Extracts from a graphics dataset:
^^^^^^^^

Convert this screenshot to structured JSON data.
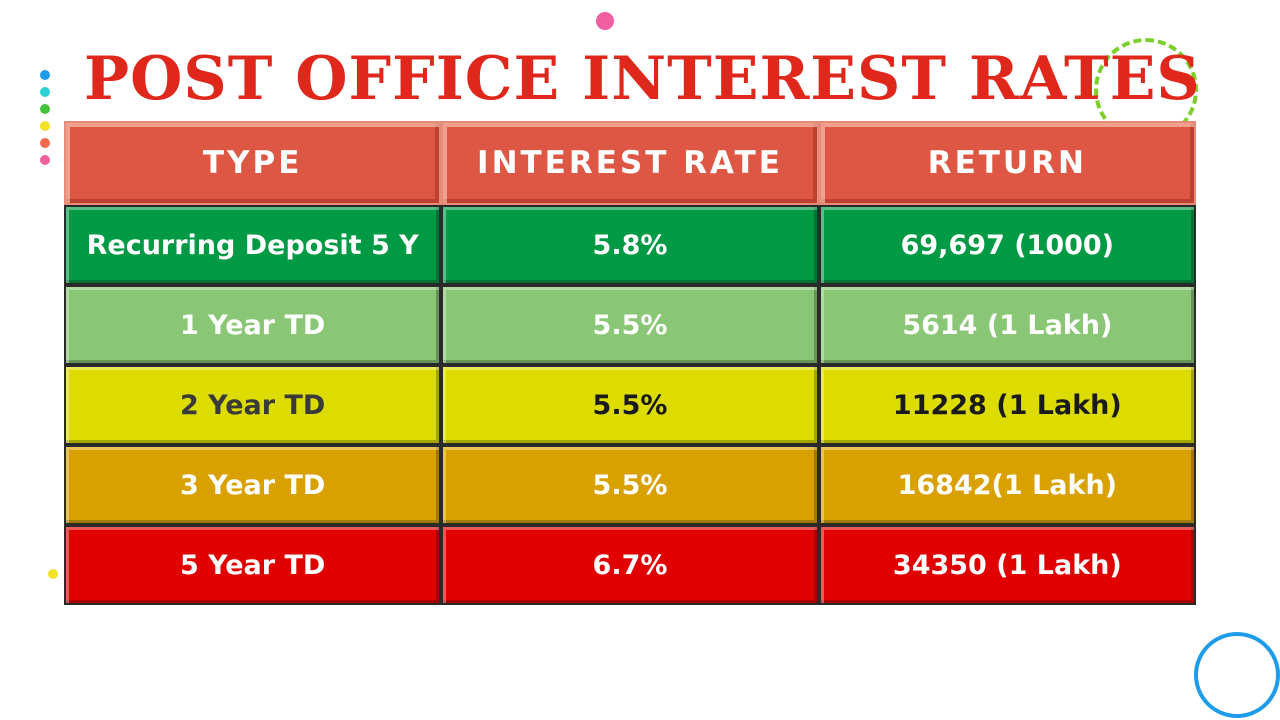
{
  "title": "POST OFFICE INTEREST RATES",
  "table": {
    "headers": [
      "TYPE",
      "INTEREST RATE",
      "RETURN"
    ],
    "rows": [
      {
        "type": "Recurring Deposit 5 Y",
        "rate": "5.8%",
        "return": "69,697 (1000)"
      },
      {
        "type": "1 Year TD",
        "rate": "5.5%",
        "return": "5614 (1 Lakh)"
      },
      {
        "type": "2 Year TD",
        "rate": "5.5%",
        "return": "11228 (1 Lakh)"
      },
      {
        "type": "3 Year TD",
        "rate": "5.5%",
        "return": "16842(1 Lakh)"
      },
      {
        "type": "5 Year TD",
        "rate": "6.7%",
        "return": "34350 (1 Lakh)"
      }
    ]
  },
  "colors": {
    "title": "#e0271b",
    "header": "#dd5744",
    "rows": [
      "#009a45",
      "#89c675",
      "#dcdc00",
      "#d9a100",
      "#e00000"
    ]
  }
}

^^^^^^^^

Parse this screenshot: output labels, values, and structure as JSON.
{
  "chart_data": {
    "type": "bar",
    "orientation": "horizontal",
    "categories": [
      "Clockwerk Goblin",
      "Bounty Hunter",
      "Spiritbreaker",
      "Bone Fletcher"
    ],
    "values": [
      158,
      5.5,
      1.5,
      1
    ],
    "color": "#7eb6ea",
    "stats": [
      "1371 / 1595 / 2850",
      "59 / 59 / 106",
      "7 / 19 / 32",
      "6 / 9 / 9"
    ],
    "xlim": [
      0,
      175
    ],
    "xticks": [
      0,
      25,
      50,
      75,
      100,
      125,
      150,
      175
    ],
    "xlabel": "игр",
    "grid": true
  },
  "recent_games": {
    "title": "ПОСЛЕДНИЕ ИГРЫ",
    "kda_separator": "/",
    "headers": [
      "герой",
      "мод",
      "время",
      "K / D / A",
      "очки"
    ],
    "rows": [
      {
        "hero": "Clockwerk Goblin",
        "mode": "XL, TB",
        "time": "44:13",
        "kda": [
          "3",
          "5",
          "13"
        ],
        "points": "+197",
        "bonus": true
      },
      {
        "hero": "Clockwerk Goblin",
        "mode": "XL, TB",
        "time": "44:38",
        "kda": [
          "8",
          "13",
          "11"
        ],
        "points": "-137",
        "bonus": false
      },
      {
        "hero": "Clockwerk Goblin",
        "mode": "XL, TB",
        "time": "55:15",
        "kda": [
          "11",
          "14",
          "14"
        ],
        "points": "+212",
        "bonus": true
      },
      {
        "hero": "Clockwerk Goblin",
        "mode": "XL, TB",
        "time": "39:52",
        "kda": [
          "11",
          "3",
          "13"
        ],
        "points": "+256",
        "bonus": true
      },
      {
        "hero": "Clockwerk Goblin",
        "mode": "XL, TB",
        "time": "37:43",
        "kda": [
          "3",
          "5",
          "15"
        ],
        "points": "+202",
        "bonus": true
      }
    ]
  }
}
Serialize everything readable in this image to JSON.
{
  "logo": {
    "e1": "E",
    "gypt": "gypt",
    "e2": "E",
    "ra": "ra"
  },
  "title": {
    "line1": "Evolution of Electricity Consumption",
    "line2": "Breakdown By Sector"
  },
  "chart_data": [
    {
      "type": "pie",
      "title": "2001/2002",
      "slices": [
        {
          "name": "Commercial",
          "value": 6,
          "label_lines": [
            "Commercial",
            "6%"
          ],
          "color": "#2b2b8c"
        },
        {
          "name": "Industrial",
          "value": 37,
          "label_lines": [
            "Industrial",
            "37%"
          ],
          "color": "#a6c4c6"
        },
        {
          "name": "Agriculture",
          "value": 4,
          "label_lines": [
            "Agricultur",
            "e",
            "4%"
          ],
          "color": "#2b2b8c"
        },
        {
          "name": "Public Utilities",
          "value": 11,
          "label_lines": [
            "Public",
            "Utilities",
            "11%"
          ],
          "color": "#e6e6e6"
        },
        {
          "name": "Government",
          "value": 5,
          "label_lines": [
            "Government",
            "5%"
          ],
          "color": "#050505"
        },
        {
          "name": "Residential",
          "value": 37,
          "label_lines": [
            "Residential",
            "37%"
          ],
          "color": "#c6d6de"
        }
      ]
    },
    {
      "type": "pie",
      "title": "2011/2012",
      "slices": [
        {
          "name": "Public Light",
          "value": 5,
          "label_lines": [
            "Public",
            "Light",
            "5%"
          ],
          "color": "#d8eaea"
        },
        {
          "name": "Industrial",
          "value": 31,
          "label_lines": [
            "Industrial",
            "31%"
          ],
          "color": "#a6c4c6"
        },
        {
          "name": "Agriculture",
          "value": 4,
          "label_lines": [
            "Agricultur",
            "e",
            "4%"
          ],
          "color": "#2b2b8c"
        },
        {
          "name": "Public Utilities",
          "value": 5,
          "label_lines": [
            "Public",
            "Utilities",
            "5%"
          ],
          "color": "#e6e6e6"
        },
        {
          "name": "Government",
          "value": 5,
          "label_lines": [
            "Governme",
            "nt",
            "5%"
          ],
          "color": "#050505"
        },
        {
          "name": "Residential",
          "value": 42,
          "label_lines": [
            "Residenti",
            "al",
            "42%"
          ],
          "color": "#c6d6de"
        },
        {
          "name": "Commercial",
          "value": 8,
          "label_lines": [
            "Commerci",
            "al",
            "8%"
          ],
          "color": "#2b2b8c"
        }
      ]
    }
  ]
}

^^^^^^^^

- **Instructions for the task**
Across the records above, count the lines holding "JSON" and reply with that number alone.

- **Full output**
3